Input rows:
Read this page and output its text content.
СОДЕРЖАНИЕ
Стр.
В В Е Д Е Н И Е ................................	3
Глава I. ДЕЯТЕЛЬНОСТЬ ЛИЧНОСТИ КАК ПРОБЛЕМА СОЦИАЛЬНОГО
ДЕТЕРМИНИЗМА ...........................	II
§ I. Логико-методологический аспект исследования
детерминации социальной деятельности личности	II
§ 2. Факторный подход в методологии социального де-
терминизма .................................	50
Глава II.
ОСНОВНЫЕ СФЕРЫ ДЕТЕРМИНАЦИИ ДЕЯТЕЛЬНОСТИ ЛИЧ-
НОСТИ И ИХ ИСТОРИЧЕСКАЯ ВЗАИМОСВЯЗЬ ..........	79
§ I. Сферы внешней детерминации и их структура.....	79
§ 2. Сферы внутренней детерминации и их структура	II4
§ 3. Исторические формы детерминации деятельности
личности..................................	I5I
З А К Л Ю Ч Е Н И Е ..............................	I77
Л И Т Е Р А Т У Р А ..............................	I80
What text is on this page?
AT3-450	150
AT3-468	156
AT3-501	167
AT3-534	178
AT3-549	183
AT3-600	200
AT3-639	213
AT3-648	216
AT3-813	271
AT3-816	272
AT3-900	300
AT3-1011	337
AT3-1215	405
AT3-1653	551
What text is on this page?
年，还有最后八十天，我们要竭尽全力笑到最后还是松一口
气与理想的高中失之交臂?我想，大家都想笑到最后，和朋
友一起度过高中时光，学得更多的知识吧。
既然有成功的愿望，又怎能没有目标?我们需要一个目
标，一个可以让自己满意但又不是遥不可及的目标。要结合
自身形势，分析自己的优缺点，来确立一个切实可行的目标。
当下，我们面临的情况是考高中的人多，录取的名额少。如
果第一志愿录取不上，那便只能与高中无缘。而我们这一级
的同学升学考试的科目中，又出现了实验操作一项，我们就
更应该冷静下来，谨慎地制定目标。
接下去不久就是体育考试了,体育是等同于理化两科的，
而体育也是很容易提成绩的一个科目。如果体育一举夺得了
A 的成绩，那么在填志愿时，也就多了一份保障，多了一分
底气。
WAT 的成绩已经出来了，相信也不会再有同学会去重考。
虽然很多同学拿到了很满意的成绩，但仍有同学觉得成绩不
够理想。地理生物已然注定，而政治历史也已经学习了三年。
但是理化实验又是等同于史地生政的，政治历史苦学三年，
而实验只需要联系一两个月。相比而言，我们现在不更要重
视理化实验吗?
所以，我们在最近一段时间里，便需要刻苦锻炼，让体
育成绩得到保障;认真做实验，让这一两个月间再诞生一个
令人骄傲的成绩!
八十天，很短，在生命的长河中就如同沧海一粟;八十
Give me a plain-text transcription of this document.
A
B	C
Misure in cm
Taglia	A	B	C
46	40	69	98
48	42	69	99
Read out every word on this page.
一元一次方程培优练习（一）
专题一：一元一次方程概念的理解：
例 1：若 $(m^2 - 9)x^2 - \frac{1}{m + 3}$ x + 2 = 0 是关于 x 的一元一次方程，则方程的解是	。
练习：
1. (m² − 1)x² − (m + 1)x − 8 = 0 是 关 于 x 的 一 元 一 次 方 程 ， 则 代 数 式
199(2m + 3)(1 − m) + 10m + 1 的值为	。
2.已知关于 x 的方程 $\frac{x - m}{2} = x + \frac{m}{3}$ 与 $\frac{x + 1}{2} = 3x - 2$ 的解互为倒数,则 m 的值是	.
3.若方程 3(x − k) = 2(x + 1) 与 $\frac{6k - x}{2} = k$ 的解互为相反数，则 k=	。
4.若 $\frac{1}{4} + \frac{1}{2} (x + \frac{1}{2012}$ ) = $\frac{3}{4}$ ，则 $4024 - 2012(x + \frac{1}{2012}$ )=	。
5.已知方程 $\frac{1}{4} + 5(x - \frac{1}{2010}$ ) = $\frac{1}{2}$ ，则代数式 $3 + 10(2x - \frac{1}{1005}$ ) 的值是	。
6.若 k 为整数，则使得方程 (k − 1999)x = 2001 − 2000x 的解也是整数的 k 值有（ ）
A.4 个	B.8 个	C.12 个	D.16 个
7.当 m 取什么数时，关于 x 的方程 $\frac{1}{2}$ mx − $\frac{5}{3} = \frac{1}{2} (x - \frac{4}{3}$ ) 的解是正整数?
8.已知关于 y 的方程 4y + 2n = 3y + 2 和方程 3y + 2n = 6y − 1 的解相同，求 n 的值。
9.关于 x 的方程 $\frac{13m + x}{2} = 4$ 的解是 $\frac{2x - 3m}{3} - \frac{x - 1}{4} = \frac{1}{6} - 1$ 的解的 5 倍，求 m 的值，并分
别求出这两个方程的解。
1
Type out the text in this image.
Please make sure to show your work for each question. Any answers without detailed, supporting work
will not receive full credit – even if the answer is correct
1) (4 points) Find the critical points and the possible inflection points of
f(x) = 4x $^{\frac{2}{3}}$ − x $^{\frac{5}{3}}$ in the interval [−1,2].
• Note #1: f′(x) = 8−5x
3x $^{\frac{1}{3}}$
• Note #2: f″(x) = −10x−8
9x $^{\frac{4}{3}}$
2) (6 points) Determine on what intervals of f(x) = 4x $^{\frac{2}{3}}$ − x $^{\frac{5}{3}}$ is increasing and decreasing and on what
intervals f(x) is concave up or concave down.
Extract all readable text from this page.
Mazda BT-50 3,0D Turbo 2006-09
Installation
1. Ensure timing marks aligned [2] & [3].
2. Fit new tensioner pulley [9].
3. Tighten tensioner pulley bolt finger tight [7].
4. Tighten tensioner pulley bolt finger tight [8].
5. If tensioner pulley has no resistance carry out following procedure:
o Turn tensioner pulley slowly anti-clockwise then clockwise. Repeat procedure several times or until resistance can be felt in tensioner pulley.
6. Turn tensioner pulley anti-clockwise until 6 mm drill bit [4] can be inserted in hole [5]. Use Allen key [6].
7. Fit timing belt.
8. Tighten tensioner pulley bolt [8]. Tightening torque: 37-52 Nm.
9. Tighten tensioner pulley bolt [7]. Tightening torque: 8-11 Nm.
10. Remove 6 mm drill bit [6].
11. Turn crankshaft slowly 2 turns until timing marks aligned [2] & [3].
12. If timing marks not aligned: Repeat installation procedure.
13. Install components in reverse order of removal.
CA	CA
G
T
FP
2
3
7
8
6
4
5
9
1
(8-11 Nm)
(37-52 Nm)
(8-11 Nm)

Direction: Make an exact copy of the listing, including every line.

Response:
Read this page and output its text content.
СОДЕРЖАНИЕ
Стр.
В В Е Д Е Н И Е ................................	3
Глава I. ДЕЯТЕЛЬНОСТЬ ЛИЧНОСТИ КАК ПРОБЛЕМА СОЦИАЛЬНОГО
ДЕТЕРМИНИЗМА ...........................	II
§ I. Логико-методологический аспект исследования
детерминации социальной деятельности личности	II
§ 2. Факторный подход в методологии социального де-
терминизма .................................	50
Глава II.
ОСНОВНЫЕ СФЕРЫ ДЕТЕРМИНАЦИИ ДЕЯТЕЛЬНОСТИ ЛИЧ-
НОСТИ И ИХ ИСТОРИЧЕСКАЯ ВЗАИМОСВЯЗЬ ..........	79
§ I. Сферы внешней детерминации и их структура.....	79
§ 2. Сферы внутренней детерминации и их структура	II4
§ 3. Исторические формы детерминации деятельности
личности..................................	I5I
З А К Л Ю Ч Е Н И Е ..............................	I77
Л И Т Е Р А Т У Р А ..............................	I80
What text is on this page?
AT3-450	150
AT3-468	156
AT3-501	167
AT3-534	178
AT3-549	183
AT3-600	200
AT3-639	213
AT3-648	216
AT3-813	271
AT3-816	272
AT3-900	300
AT3-1011	337
AT3-1215	405
AT3-1653	551
What text is on this page?
年，还有最后八十天，我们要竭尽全力笑到最后还是松一口
气与理想的高中失之交臂?我想，大家都想笑到最后，和朋
友一起度过高中时光，学得更多的知识吧。
既然有成功的愿望，又怎能没有目标?我们需要一个目
标，一个可以让自己满意但又不是遥不可及的目标。要结合
自身形势，分析自己的优缺点，来确立一个切实可行的目标。
当下，我们面临的情况是考高中的人多，录取的名额少。如
果第一志愿录取不上，那便只能与高中无缘。而我们这一级
的同学升学考试的科目中，又出现了实验操作一项，我们就
更应该冷静下来，谨慎地制定目标。
接下去不久就是体育考试了,体育是等同于理化两科的，
而体育也是很容易提成绩的一个科目。如果体育一举夺得了
A 的成绩，那么在填志愿时，也就多了一份保障，多了一分
底气。
WAT 的成绩已经出来了，相信也不会再有同学会去重考。
虽然很多同学拿到了很满意的成绩，但仍有同学觉得成绩不
够理想。地理生物已然注定，而政治历史也已经学习了三年。
但是理化实验又是等同于史地生政的，政治历史苦学三年，
而实验只需要联系一两个月。相比而言，我们现在不更要重
视理化实验吗?
所以，我们在最近一段时间里，便需要刻苦锻炼，让体
育成绩得到保障;认真做实验，让这一两个月间再诞生一个
令人骄傲的成绩!
八十天，很短，在生命的长河中就如同沧海一粟;八十
Give me a plain-text transcription of this document.
A
B	C
Misure in cm
Taglia	A	B	C
46	40	69	98
48	42	69	99
Read out every word on this page.
一元一次方程培优练习（一）
专题一：一元一次方程概念的理解：
例 1：若 $(m^2 - 9)x^2 - \frac{1}{m + 3}$ x + 2 = 0 是关于 x 的一元一次方程，则方程的解是	。
练习：
1. (m² − 1)x² − (m + 1)x − 8 = 0 是 关 于 x 的 一 元 一 次 方 程 ， 则 代 数 式
199(2m + 3)(1 − m) + 10m + 1 的值为	。
2.已知关于 x 的方程 $\frac{x - m}{2} = x + \frac{m}{3}$ 与 $\frac{x + 1}{2} = 3x - 2$ 的解互为倒数,则 m 的值是	.
3.若方程 3(x − k) = 2(x + 1) 与 $\frac{6k - x}{2} = k$ 的解互为相反数，则 k=	。
4.若 $\frac{1}{4} + \frac{1}{2} (x + \frac{1}{2012}$ ) = $\frac{3}{4}$ ，则 $4024 - 2012(x + \frac{1}{2012}$ )=	。
5.已知方程 $\frac{1}{4} + 5(x - \frac{1}{2010}$ ) = $\frac{1}{2}$ ，则代数式 $3 + 10(2x - \frac{1}{1005}$ ) 的值是	。
6.若 k 为整数，则使得方程 (k − 1999)x = 2001 − 2000x 的解也是整数的 k 值有（ ）
A.4 个	B.8 个	C.12 个	D.16 个
7.当 m 取什么数时，关于 x 的方程 $\frac{1}{2}$ mx − $\frac{5}{3} = \frac{1}{2} (x - \frac{4}{3}$ ) 的解是正整数?
8.已知关于 y 的方程 4y + 2n = 3y + 2 和方程 3y + 2n = 6y − 1 的解相同，求 n 的值。
9.关于 x 的方程 $\frac{13m + x}{2} = 4$ 的解是 $\frac{2x - 3m}{3} - \frac{x - 1}{4} = \frac{1}{6} - 1$ 的解的 5 倍，求 m 的值，并分
别求出这两个方程的解。
1
Type out the text in this image.
Please make sure to show your work for each question. Any answers without detailed, supporting work
will not receive full credit – even if the answer is correct
1) (4 points) Find the critical points and the possible inflection points of
f(x) = 4x $^{\frac{2}{3}}$ − x $^{\frac{5}{3}}$ in the interval [−1,2].
• Note #1: f′(x) = 8−5x
3x $^{\frac{1}{3}}$
• Note #2: f″(x) = −10x−8
9x $^{\frac{4}{3}}$
2) (6 points) Determine on what intervals of f(x) = 4x $^{\frac{2}{3}}$ − x $^{\frac{5}{3}}$ is increasing and decreasing and on what
intervals f(x) is concave up or concave down.
Extract all readable text from this page.
Mazda BT-50 3,0D Turbo 2006-09
Installation
1. Ensure timing marks aligned [2] & [3].
2. Fit new tensioner pulley [9].
3. Tighten tensioner pulley bolt finger tight [7].
4. Tighten tensioner pulley bolt finger tight [8].
5. If tensioner pulley has no resistance carry out following procedure:
o Turn tensioner pulley slowly anti-clockwise then clockwise. Repeat procedure several times or until resistance can be felt in tensioner pulley.
6. Turn tensioner pulley anti-clockwise until 6 mm drill bit [4] can be inserted in hole [5]. Use Allen key [6].
7. Fit timing belt.
8. Tighten tensioner pulley bolt [8]. Tightening torque: 37-52 Nm.
9. Tighten tensioner pulley bolt [7]. Tightening torque: 8-11 Nm.
10. Remove 6 mm drill bit [6].
11. Turn crankshaft slowly 2 turns until timing marks aligned [2] & [3].
12. If timing marks not aligned: Repeat installation procedure.
13. Install components in reverse order of removal.
CA	CA
G
T
FP
2
3
7
8
6
4
5
9
1
(8-11 Nm)
(37-52 Nm)
(8-11 Nm)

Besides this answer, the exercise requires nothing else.